— begin Exercise input —
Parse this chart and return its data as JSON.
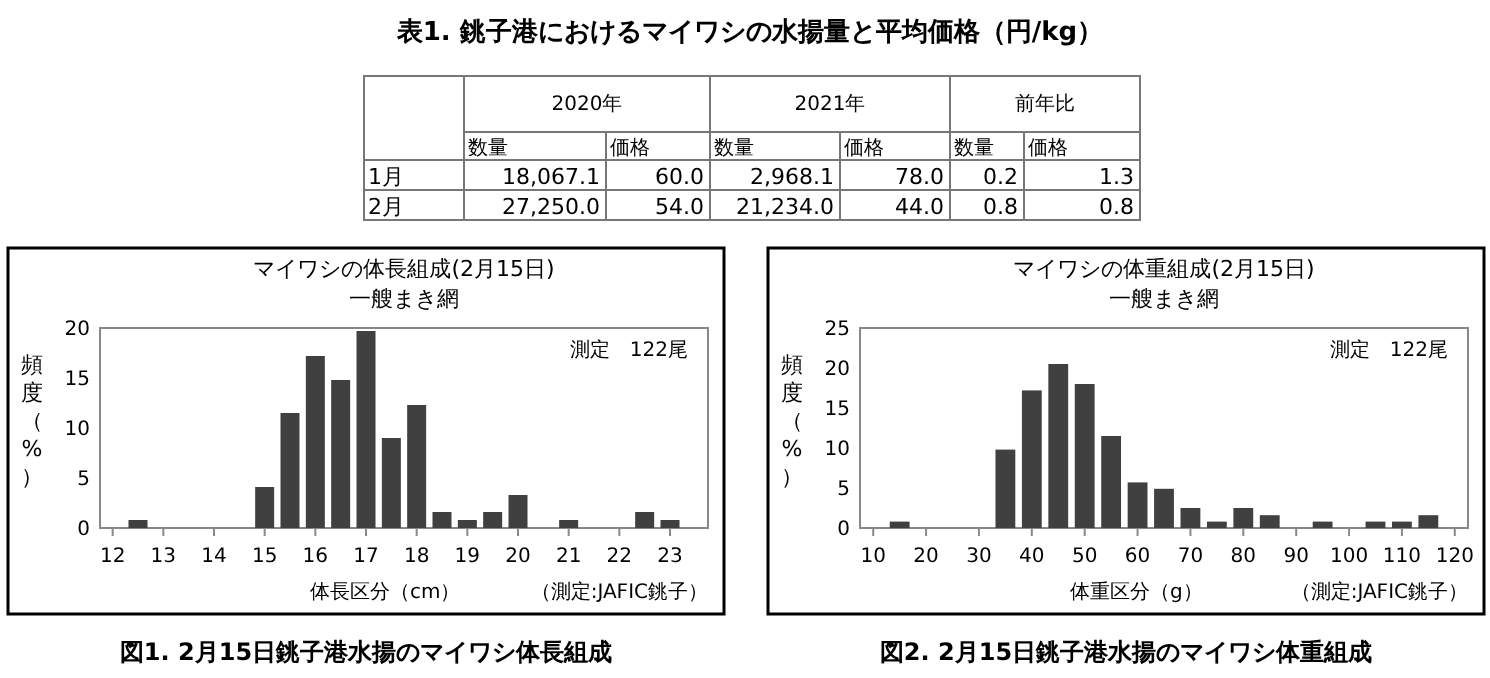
{
  "chart_data": [
    {
      "type": "other",
      "title": "表1. 銚子港におけるマイワシの水揚量と平均価格（円/kg）",
      "annotations": [
        "2020年",
        "2021年",
        "前年比"
      ],
      "categories": [
        "数量",
        "価格",
        "数量",
        "価格",
        "数量",
        "価格"
      ],
      "y_categories": [
        "1月",
        "2月"
      ],
      "cell_labels": [
        [
          "18,067.1",
          "60.0",
          "2,968.1",
          "78.0",
          "0.2",
          "1.3"
        ],
        [
          "27,250.0",
          "54.0",
          "21,234.0",
          "44.0",
          "0.8",
          "0.8"
        ]
      ]
    },
    {
      "type": "histogram",
      "title": "マイワシの体長組成(2月15日)",
      "subtitle": "一艘まき網",
      "xlabel": "体長区分（cm）",
      "ylabel": "頻度（%）",
      "annotations": [
        "測定　122尾",
        "（測定:JAFIC銚子）",
        "図1. 2月15日銚子港水揚のマイワシ体長組成"
      ],
      "color": "#404040",
      "grid": false,
      "bins": [
        11.75,
        12.25,
        12.75,
        13.25,
        13.75,
        14.25,
        14.75,
        15.25,
        15.75,
        16.25,
        16.75,
        17.25,
        17.75,
        18.25,
        18.75,
        19.25,
        19.75,
        20.25,
        20.75,
        21.25,
        21.75,
        22.25,
        22.75,
        23.25,
        23.75
      ],
      "values": [
        0,
        0.8,
        0,
        0,
        0,
        0,
        4.1,
        11.5,
        17.2,
        14.8,
        19.7,
        9,
        12.3,
        1.6,
        0.8,
        1.6,
        3.3,
        0,
        0.8,
        0,
        0,
        1.6,
        0.8,
        0
      ],
      "xlim": [
        11.75,
        23.75
      ],
      "xticks": [
        12,
        13,
        14,
        15,
        16,
        17,
        18,
        19,
        20,
        21,
        22,
        23
      ],
      "ylim": [
        0,
        20
      ],
      "yticks": [
        0,
        5,
        10,
        15,
        20
      ]
    },
    {
      "type": "histogram",
      "title": "マイワシの体重組成(2月15日)",
      "subtitle": "一艘まき網",
      "xlabel": "体重区分（g）",
      "ylabel": "頻度（%）",
      "annotations": [
        "測定　122尾",
        "（測定:JAFIC銚子）",
        "図2. 2月15日銚子港水揚のマイワシ体重組成"
      ],
      "color": "#404040",
      "grid": false,
      "bins": [
        7.5,
        12.5,
        17.5,
        22.5,
        27.5,
        32.5,
        37.5,
        42.5,
        47.5,
        52.5,
        57.5,
        62.5,
        67.5,
        72.5,
        77.5,
        82.5,
        87.5,
        92.5,
        97.5,
        102.5,
        107.5,
        112.5,
        117.5,
        122.5
      ],
      "values": [
        0,
        0.8,
        0,
        0,
        0,
        9.8,
        17.2,
        20.5,
        18,
        11.5,
        5.7,
        4.9,
        2.5,
        0.8,
        2.5,
        1.6,
        0,
        0.8,
        0,
        0.8,
        0.8,
        1.6,
        0
      ],
      "xlim": [
        7.5,
        122.5
      ],
      "xticks": [
        10,
        20,
        30,
        40,
        50,
        60,
        70,
        80,
        90,
        100,
        110,
        120
      ],
      "ylim": [
        0,
        25
      ],
      "yticks": [
        0,
        5,
        10,
        15,
        20,
        25
      ]
    }
  ]
}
— end Exercise input —
→ Given exercise:
Word for word, quote the lines above. Omit the pictures.

→ The solution:
Parse this chart and return its data as JSON.
{
  "chart_data": [
    {
      "type": "other",
      "title": "表1. 銚子港におけるマイワシの水揚量と平均価格（円/kg）",
      "annotations": [
        "2020年",
        "2021年",
        "前年比"
      ],
      "categories": [
        "数量",
        "価格",
        "数量",
        "価格",
        "数量",
        "価格"
      ],
      "y_categories": [
        "1月",
        "2月"
      ],
      "cell_labels": [
        [
          "18,067.1",
          "60.0",
          "2,968.1",
          "78.0",
          "0.2",
          "1.3"
        ],
        [
          "27,250.0",
          "54.0",
          "21,234.0",
          "44.0",
          "0.8",
          "0.8"
        ]
      ]
    },
    {
      "type": "histogram",
      "title": "マイワシの体長組成(2月15日)",
      "subtitle": "一艘まき網",
      "xlabel": "体長区分（cm）",
      "ylabel": "頻度（%）",
      "annotations": [
        "測定　122尾",
        "（測定:JAFIC銚子）",
        "図1. 2月15日銚子港水揚のマイワシ体長組成"
      ],
      "color": "#404040",
      "grid": false,
      "bins": [
        11.75,
        12.25,
        12.75,
        13.25,
        13.75,
        14.25,
        14.75,
        15.25,
        15.75,
        16.25,
        16.75,
        17.25,
        17.75,
        18.25,
        18.75,
        19.25,
        19.75,
        20.25,
        20.75,
        21.25,
        21.75,
        22.25,
        22.75,
        23.25,
        23.75
      ],
      "values": [
        0,
        0.8,
        0,
        0,
        0,
        0,
        4.1,
        11.5,
        17.2,
        14.8,
        19.7,
        9,
        12.3,
        1.6,
        0.8,
        1.6,
        3.3,
        0,
        0.8,
        0,
        0,
        1.6,
        0.8,
        0
      ],
      "xlim": [
        11.75,
        23.75
      ],
      "xticks": [
        12,
        13,
        14,
        15,
        16,
        17,
        18,
        19,
        20,
        21,
        22,
        23
      ],
      "ylim": [
        0,
        20
      ],
      "yticks": [
        0,
        5,
        10,
        15,
        20
      ]
    },
    {
      "type": "histogram",
      "title": "マイワシの体重組成(2月15日)",
      "subtitle": "一艘まき網",
      "xlabel": "体重区分（g）",
      "ylabel": "頻度（%）",
      "annotations": [
        "測定　122尾",
        "（測定:JAFIC銚子）",
        "図2. 2月15日銚子港水揚のマイワシ体重組成"
      ],
      "color": "#404040",
      "grid": false,
      "bins": [
        7.5,
        12.5,
        17.5,
        22.5,
        27.5,
        32.5,
        37.5,
        42.5,
        47.5,
        52.5,
        57.5,
        62.5,
        67.5,
        72.5,
        77.5,
        82.5,
        87.5,
        92.5,
        97.5,
        102.5,
        107.5,
        112.5,
        117.5,
        122.5
      ],
      "values": [
        0,
        0.8,
        0,
        0,
        0,
        9.8,
        17.2,
        20.5,
        18,
        11.5,
        5.7,
        4.9,
        2.5,
        0.8,
        2.5,
        1.6,
        0,
        0.8,
        0,
        0.8,
        0.8,
        1.6,
        0
      ],
      "xlim": [
        7.5,
        122.5
      ],
      "xticks": [
        10,
        20,
        30,
        40,
        50,
        60,
        70,
        80,
        90,
        100,
        110,
        120
      ],
      "ylim": [
        0,
        25
      ],
      "yticks": [
        0,
        5,
        10,
        15,
        20,
        25
      ]
    }
  ]
}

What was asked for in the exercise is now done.